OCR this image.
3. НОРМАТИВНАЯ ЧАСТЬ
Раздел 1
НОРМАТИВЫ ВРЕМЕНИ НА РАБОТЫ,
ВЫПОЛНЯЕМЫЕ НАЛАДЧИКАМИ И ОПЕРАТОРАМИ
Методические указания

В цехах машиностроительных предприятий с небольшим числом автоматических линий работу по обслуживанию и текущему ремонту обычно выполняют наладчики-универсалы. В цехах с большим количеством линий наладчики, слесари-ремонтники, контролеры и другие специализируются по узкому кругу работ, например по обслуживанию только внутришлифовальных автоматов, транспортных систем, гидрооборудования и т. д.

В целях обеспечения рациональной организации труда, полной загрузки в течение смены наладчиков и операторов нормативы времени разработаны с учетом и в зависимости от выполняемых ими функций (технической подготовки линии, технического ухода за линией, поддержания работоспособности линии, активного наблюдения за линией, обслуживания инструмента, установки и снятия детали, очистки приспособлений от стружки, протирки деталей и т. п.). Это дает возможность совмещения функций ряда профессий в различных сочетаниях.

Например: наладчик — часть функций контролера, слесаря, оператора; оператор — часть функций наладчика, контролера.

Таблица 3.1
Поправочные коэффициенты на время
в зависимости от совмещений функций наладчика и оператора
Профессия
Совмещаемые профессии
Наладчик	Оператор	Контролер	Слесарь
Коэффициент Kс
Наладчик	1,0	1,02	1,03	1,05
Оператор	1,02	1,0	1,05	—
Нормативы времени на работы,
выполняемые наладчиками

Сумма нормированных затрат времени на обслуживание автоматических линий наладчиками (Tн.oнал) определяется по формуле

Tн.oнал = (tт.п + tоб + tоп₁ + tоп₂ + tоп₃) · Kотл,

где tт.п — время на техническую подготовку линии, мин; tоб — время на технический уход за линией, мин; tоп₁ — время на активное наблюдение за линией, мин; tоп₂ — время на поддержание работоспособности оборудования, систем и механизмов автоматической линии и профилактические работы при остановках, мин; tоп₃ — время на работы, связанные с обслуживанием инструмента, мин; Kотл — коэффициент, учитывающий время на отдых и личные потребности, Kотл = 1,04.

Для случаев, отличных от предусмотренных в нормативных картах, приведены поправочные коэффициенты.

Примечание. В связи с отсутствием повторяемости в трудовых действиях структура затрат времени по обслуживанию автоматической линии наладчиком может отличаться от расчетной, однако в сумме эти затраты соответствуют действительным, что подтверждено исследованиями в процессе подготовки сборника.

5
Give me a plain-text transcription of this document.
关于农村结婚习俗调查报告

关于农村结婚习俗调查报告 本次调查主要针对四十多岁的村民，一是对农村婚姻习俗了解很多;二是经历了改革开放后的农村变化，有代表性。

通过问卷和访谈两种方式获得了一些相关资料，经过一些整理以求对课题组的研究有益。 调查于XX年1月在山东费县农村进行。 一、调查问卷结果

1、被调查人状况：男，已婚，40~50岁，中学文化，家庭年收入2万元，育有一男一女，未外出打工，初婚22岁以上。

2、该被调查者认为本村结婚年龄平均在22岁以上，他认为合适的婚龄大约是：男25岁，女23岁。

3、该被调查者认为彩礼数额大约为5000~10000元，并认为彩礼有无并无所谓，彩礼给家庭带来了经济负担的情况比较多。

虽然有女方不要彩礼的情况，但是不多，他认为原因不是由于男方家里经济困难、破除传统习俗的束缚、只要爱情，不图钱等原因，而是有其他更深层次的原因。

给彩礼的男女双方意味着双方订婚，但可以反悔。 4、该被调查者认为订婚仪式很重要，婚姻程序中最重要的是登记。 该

> Exercise details
Which lines of the data include "автоматической"? Copy each of them.

> Written reply
где tт.п — время на техническую подготовку линии, мин; tоб — время на технический уход за линией, мин; tоп₁ — время на активное наблюдение за линией, мин; tоп₂ — время на поддержание работоспособности оборудования, систем и механизмов автоматической линии и профилактические работы при остановках, мин; tоп₃ — время на работы, связанные с обслуживанием инструмента, мин; Kотл — коэффициент, учитывающий время на отдых и личные потребности, Kотл = 1,04.
Примечание. В связи с отсутствием повторяемости в трудовых действиях структура затрат времени по обслуживанию автоматической линии наладчиком может отличаться от расчетной, однако в сумме эти затраты соответствуют действительным, что подтверждено исследованиями в процессе подготовки сборника.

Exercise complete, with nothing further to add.